Input for this task:
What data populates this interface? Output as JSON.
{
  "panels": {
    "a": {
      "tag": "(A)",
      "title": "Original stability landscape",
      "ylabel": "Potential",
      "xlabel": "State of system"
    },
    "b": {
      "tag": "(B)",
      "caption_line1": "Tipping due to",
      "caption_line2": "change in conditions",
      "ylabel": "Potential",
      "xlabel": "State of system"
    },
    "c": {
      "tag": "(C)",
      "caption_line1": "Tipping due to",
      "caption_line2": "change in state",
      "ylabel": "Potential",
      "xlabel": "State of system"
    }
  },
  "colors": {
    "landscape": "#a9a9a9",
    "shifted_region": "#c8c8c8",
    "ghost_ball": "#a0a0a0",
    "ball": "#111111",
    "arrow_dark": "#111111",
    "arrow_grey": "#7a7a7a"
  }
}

---

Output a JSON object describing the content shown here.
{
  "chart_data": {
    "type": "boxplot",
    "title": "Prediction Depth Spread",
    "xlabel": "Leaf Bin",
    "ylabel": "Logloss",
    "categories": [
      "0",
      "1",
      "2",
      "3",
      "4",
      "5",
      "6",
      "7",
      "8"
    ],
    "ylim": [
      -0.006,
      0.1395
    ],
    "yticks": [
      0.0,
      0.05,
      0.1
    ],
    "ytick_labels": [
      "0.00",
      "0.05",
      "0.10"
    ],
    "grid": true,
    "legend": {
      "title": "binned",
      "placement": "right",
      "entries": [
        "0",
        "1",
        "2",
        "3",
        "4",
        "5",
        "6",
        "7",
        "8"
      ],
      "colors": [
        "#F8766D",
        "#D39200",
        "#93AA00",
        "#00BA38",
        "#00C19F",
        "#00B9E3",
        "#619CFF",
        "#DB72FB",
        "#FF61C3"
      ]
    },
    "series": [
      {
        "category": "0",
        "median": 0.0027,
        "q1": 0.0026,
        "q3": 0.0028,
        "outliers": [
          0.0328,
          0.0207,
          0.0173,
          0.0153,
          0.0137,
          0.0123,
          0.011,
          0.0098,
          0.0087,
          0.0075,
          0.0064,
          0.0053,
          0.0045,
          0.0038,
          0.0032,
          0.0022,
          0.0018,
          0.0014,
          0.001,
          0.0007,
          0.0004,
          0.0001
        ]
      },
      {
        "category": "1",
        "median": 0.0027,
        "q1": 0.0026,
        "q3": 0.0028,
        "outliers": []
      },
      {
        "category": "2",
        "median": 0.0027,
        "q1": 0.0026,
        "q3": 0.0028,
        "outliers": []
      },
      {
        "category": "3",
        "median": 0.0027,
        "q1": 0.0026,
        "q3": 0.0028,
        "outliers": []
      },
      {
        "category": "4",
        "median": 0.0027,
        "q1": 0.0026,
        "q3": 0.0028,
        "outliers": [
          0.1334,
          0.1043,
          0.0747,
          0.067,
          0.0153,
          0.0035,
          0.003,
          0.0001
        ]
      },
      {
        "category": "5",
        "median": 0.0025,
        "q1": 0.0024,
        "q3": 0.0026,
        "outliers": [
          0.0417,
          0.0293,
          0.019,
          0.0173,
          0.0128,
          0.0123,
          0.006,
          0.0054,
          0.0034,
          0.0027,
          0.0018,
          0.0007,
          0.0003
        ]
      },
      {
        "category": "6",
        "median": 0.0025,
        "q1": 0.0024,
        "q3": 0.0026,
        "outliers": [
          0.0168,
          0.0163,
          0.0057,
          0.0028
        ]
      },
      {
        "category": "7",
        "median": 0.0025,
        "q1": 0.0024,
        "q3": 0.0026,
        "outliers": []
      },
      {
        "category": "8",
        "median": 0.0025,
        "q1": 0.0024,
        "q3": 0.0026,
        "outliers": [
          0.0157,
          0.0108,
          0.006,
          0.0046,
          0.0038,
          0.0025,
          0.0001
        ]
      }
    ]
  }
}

--

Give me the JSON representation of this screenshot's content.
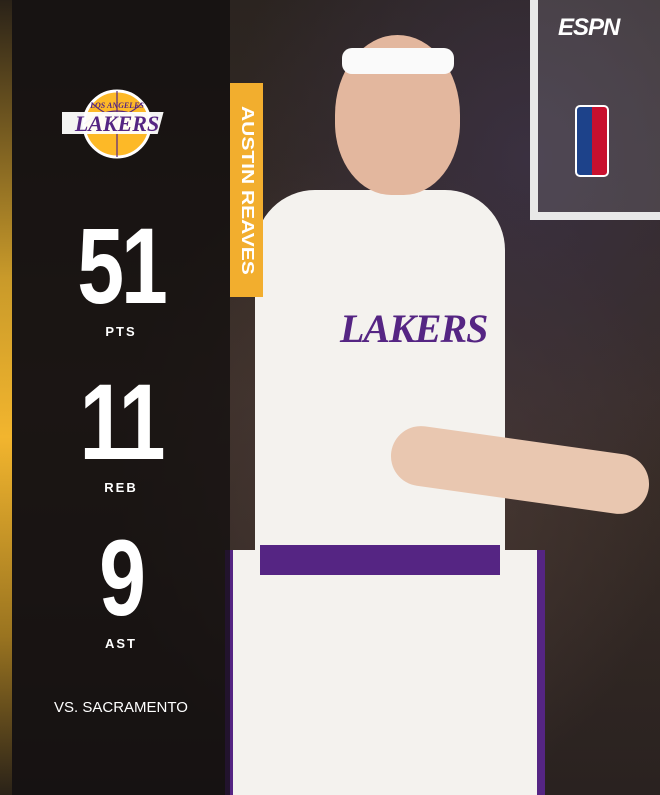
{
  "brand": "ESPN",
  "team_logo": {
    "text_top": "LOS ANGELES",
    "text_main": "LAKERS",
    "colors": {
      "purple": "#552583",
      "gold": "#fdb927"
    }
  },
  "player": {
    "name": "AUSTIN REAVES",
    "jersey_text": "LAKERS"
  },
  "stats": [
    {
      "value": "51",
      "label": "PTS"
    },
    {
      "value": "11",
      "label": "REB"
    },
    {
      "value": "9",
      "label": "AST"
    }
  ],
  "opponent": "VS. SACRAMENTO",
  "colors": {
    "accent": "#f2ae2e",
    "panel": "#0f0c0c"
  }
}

Task to complete:
Scan the material and collect every line that contains "LAKERS".

Answer:
    "text_main": "LAKERS",
    "jersey_text": "LAKERS"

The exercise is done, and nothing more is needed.